__STATED TASK__
Reproduce exactly the run of lines from the one containing "Decode this image" through the one containing "Transcribe this image's". Pictures do not belong in the copy.

__DATA SECTION__
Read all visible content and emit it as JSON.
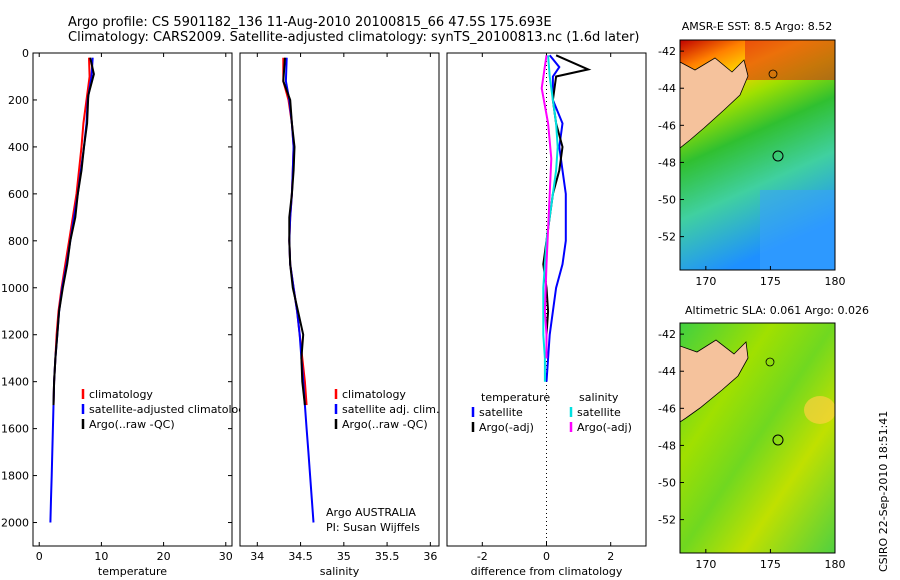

* * *

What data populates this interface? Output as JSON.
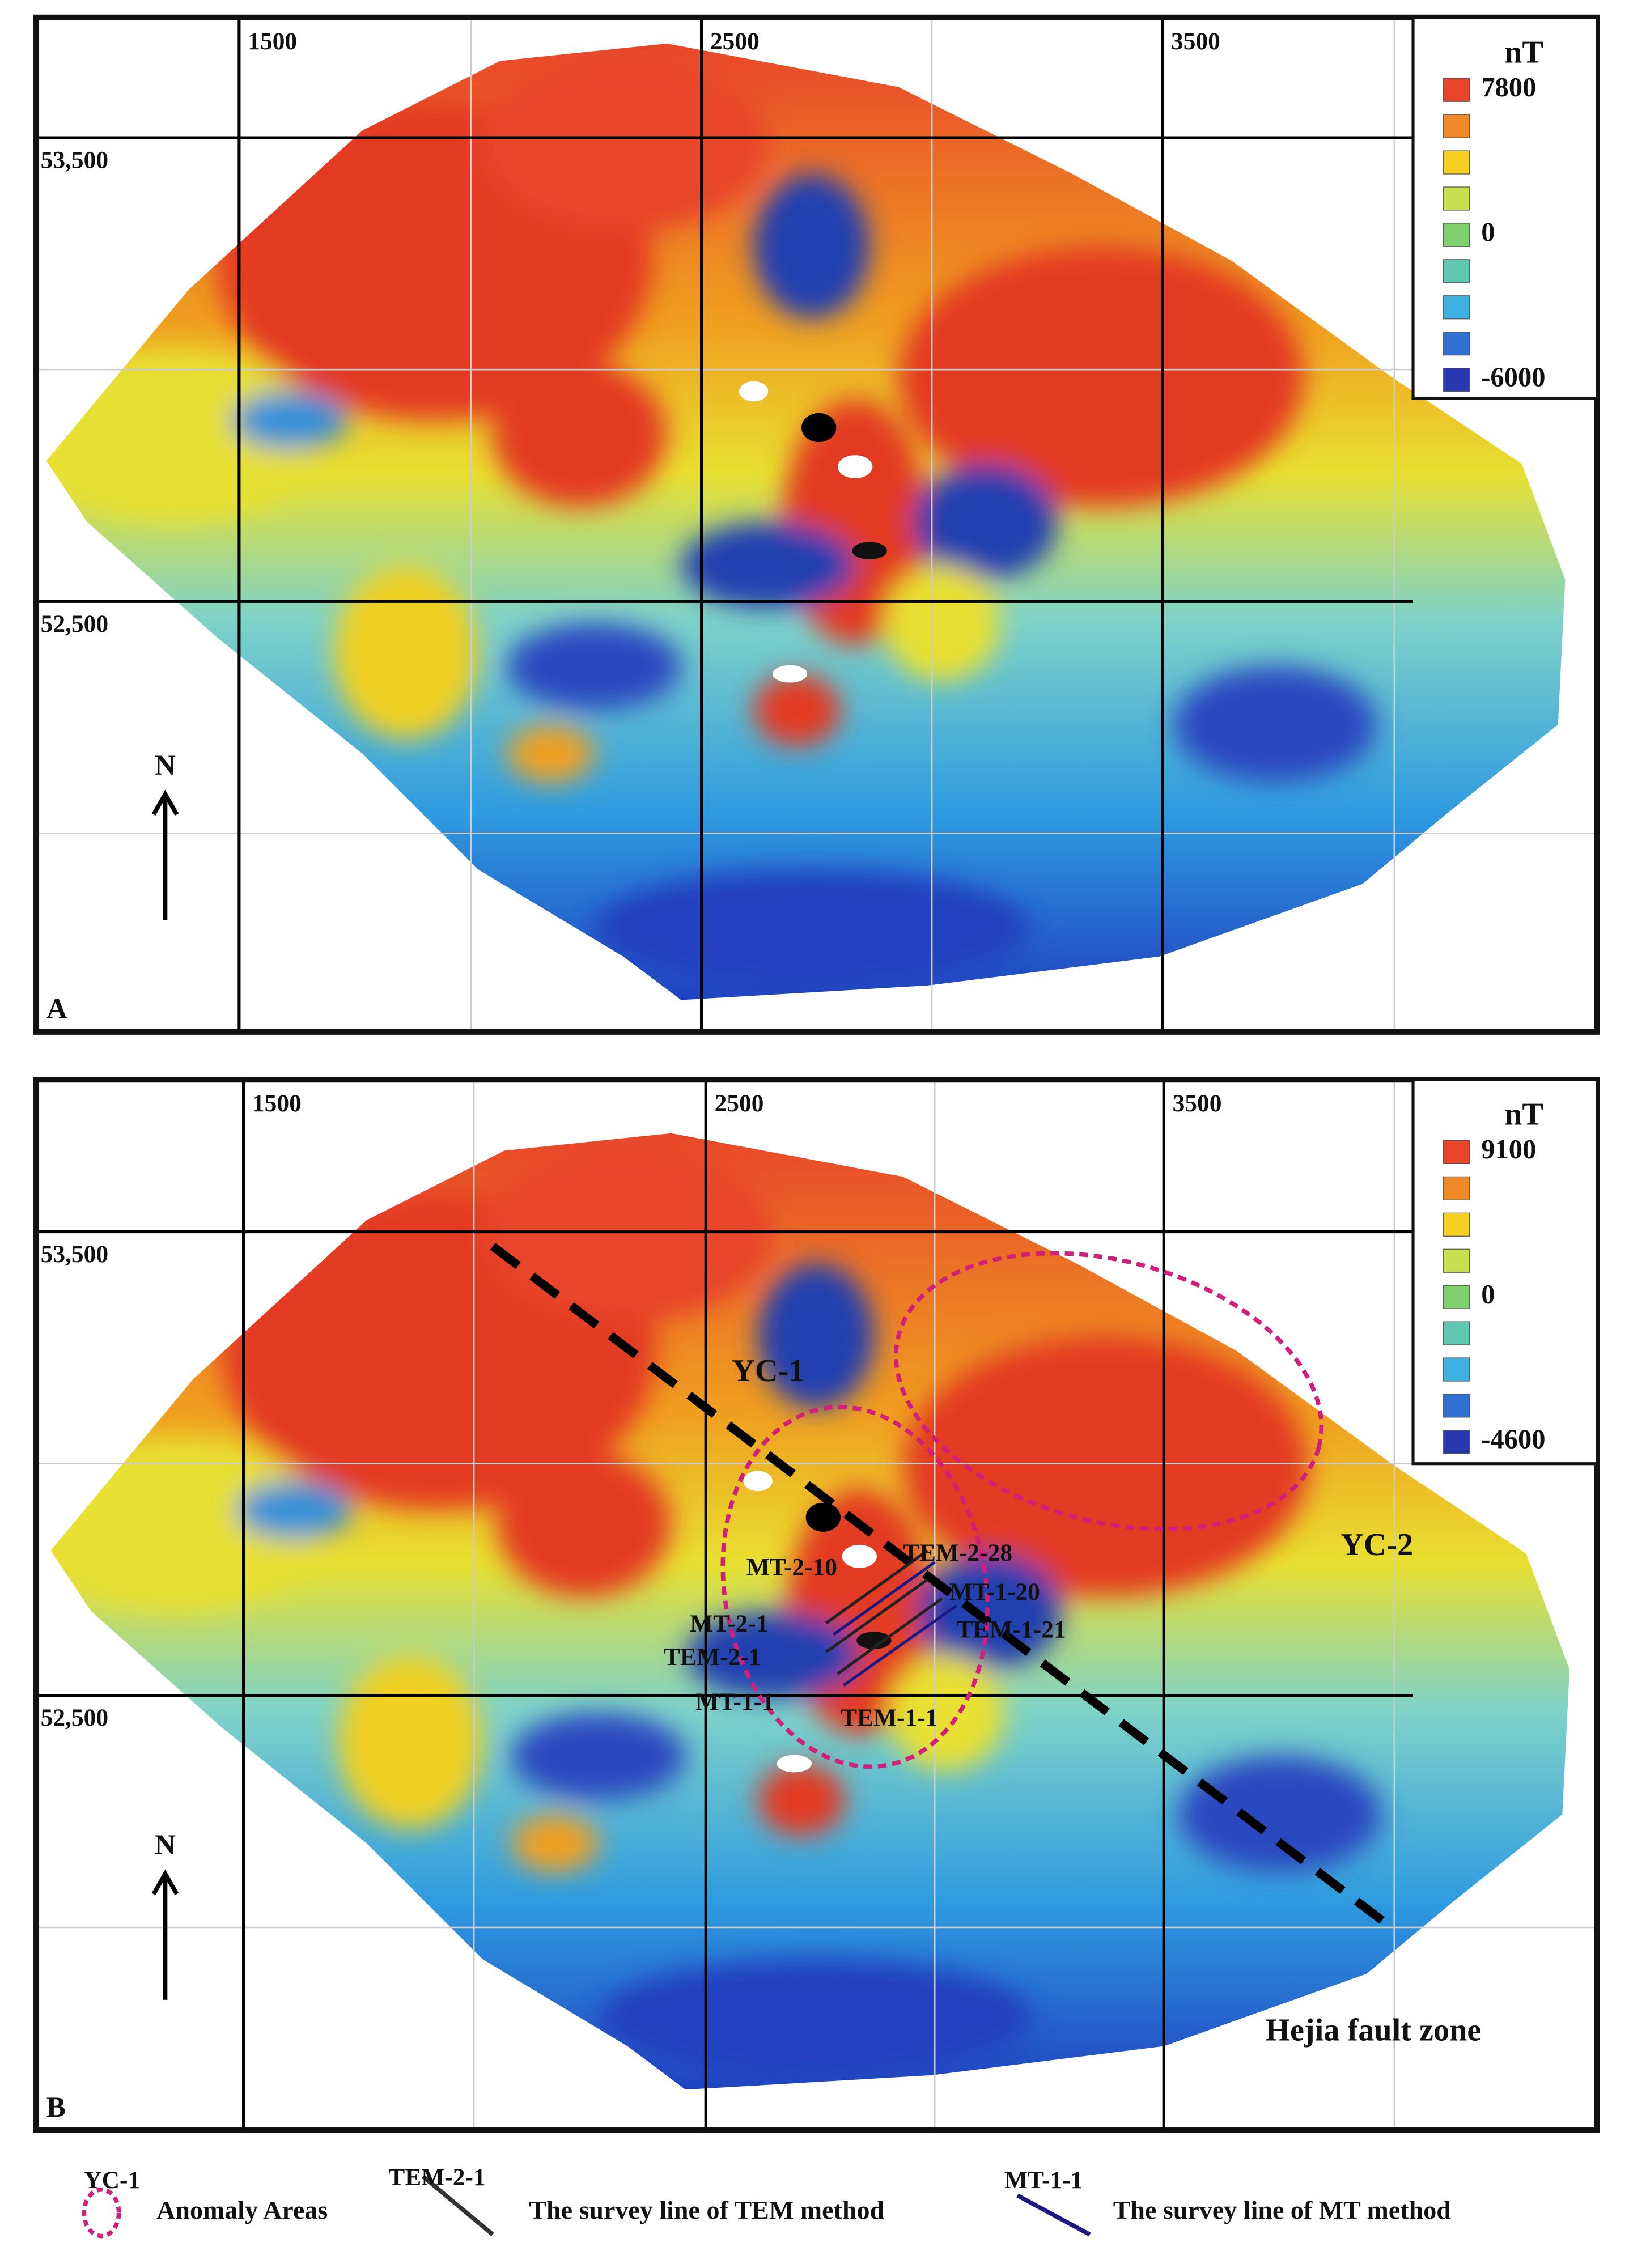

---

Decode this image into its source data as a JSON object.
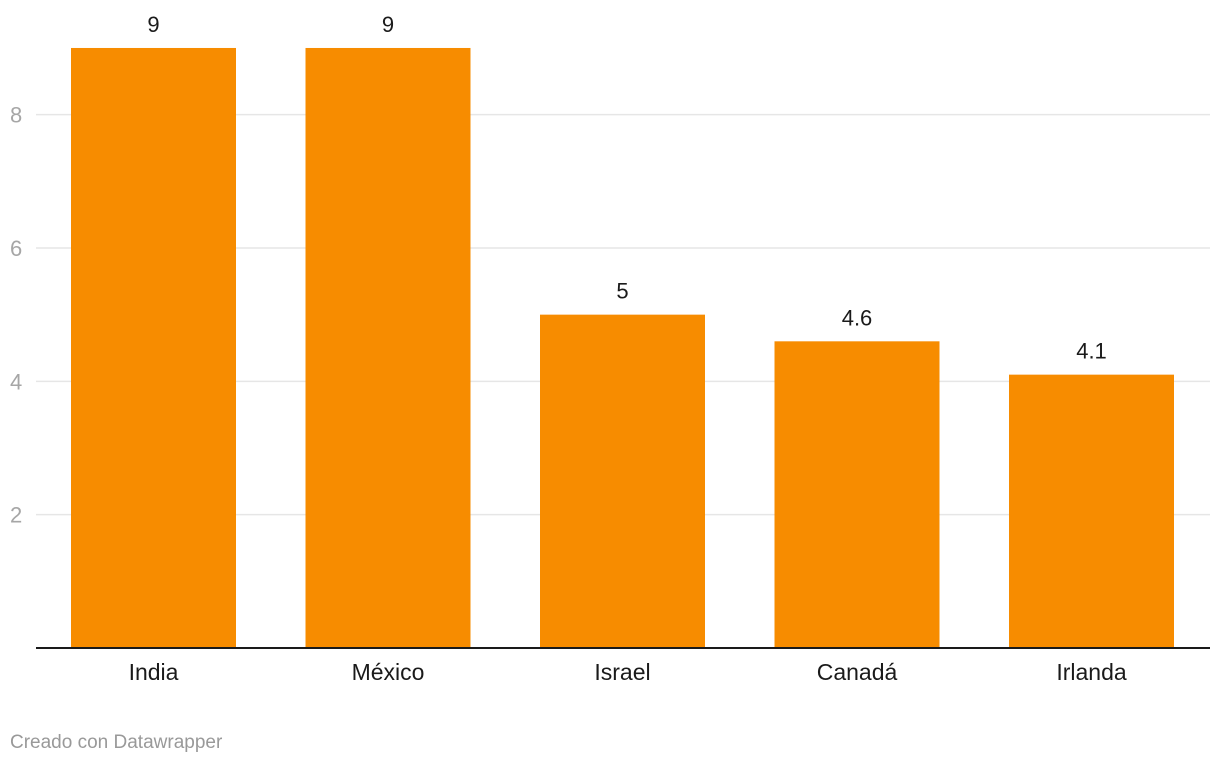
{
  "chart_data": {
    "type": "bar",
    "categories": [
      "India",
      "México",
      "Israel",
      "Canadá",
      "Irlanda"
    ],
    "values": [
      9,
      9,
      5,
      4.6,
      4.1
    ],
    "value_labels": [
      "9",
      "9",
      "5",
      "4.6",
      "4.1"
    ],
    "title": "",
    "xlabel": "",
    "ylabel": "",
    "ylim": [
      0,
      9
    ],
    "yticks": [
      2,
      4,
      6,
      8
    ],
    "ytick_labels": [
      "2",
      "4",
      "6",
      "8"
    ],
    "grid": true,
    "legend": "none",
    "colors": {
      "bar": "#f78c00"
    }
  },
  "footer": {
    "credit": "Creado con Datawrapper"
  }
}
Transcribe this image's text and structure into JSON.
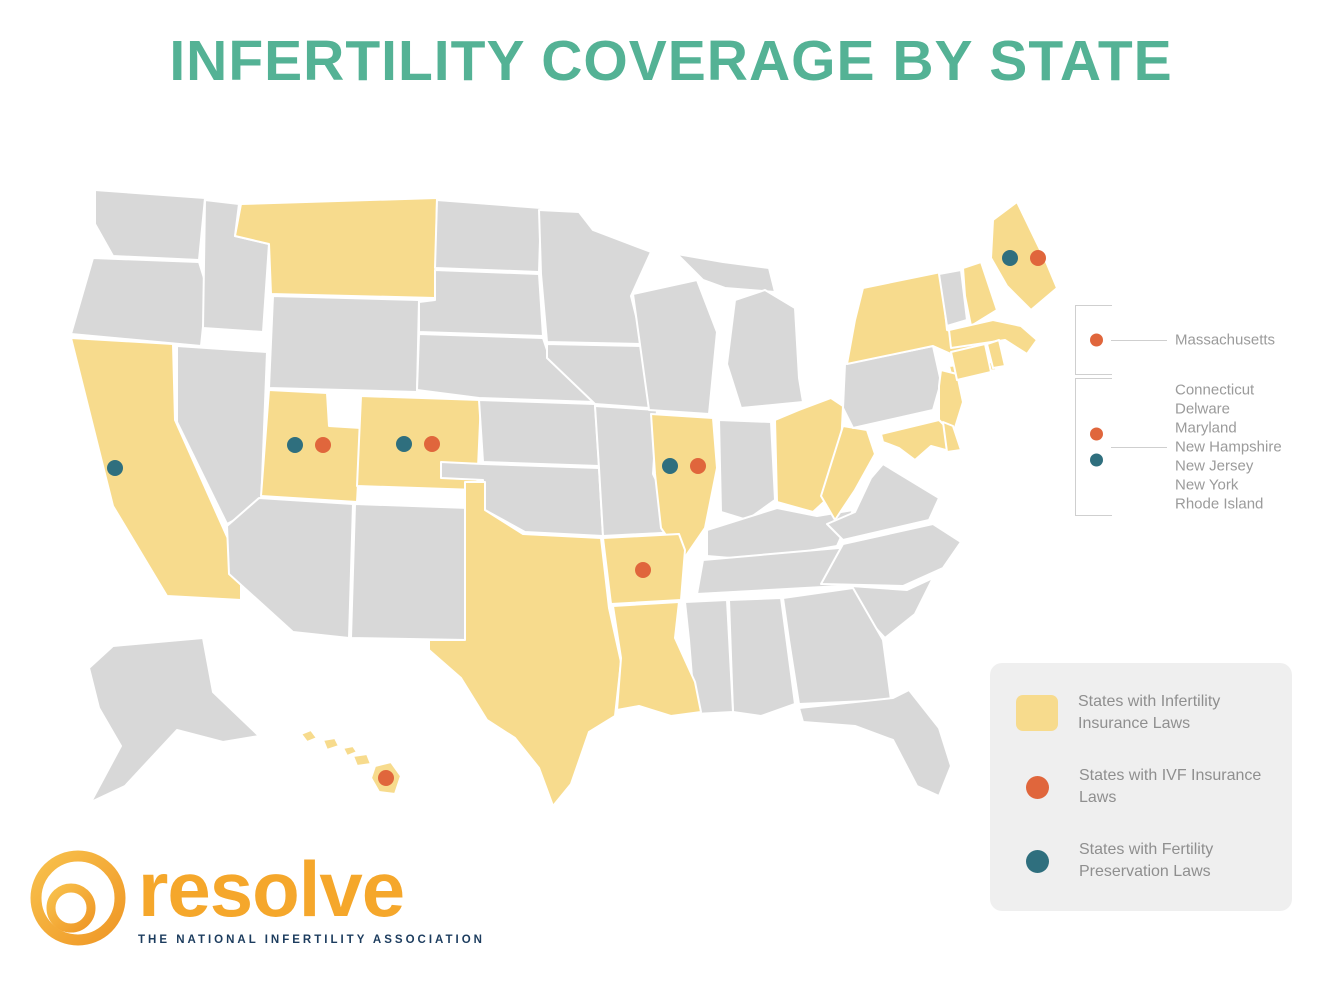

__THE ANSWER__
Decode this image into its source data as a JSON object.
{
  "chart_data": {
    "type": "bar",
    "categories": [
      "India",
      "México",
      "Israel",
      "Canadá",
      "Irlanda"
    ],
    "values": [
      9,
      9,
      5,
      4.6,
      4.1
    ],
    "value_labels": [
      "9",
      "9",
      "5",
      "4.6",
      "4.1"
    ],
    "title": "",
    "xlabel": "",
    "ylabel": "",
    "ylim": [
      0,
      9
    ],
    "yticks": [
      2,
      4,
      6,
      8
    ],
    "ytick_labels": [
      "2",
      "4",
      "6",
      "8"
    ],
    "grid": true,
    "legend": "none",
    "colors": {
      "bar": "#f78c00"
    }
  },
  "footer": {
    "credit": "Creado con Datawrapper"
  }
}
Transcribe this image's text and structure into JSON.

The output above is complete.